Raw records
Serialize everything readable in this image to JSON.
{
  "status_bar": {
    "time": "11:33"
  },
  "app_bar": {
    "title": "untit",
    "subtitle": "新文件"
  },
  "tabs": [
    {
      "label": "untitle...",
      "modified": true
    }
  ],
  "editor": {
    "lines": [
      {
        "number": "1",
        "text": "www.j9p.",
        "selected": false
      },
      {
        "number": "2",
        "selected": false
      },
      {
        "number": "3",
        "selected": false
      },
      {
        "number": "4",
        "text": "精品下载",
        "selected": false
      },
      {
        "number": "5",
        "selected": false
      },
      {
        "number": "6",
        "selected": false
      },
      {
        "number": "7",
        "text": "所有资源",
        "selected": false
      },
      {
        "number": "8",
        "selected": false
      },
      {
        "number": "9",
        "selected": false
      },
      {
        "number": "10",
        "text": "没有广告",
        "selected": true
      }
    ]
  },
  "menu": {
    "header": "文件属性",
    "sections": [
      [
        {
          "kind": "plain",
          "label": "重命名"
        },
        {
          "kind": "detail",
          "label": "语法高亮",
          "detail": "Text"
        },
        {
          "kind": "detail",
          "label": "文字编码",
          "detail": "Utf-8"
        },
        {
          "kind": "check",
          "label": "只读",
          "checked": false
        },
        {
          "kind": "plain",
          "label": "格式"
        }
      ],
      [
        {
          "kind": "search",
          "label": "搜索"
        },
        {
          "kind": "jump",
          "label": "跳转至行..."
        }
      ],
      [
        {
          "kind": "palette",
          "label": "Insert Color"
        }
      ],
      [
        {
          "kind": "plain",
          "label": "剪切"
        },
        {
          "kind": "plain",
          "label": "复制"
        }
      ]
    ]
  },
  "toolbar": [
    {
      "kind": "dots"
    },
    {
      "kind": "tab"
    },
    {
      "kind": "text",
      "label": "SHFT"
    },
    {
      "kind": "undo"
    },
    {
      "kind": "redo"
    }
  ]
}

PROBLEM STATEMENT - Each record should come back exactly as written.

FINISHED EXERCISE -
Serialize everything readable in this image to JSON.
{
  "status_bar": {
    "time": "11:33"
  },
  "app_bar": {
    "title": "untit",
    "subtitle": "新文件"
  },
  "tabs": [
    {
      "label": "untitle...",
      "modified": true
    }
  ],
  "editor": {
    "lines": [
      {
        "number": "1",
        "text": "www.j9p.",
        "selected": false
      },
      {
        "number": "2",
        "selected": false
      },
      {
        "number": "3",
        "selected": false
      },
      {
        "number": "4",
        "text": "精品下载",
        "selected": false
      },
      {
        "number": "5",
        "selected": false
      },
      {
        "number": "6",
        "selected": false
      },
      {
        "number": "7",
        "text": "所有资源",
        "selected": false
      },
      {
        "number": "8",
        "selected": false
      },
      {
        "number": "9",
        "selected": false
      },
      {
        "number": "10",
        "text": "没有广告",
        "selected": true
      }
    ]
  },
  "menu": {
    "header": "文件属性",
    "sections": [
      [
        {
          "kind": "plain",
          "label": "重命名"
        },
        {
          "kind": "detail",
          "label": "语法高亮",
          "detail": "Text"
        },
        {
          "kind": "detail",
          "label": "文字编码",
          "detail": "Utf-8"
        },
        {
          "kind": "check",
          "label": "只读",
          "checked": false
        },
        {
          "kind": "plain",
          "label": "格式"
        }
      ],
      [
        {
          "kind": "search",
          "label": "搜索"
        },
        {
          "kind": "jump",
          "label": "跳转至行..."
        }
      ],
      [
        {
          "kind": "palette",
          "label": "Insert Color"
        }
      ],
      [
        {
          "kind": "plain",
          "label": "剪切"
        },
        {
          "kind": "plain",
          "label": "复制"
        }
      ]
    ]
  },
  "toolbar": [
    {
      "kind": "dots"
    },
    {
      "kind": "tab"
    },
    {
      "kind": "text",
      "label": "SHFT"
    },
    {
      "kind": "undo"
    },
    {
      "kind": "redo"
    }
  ]
}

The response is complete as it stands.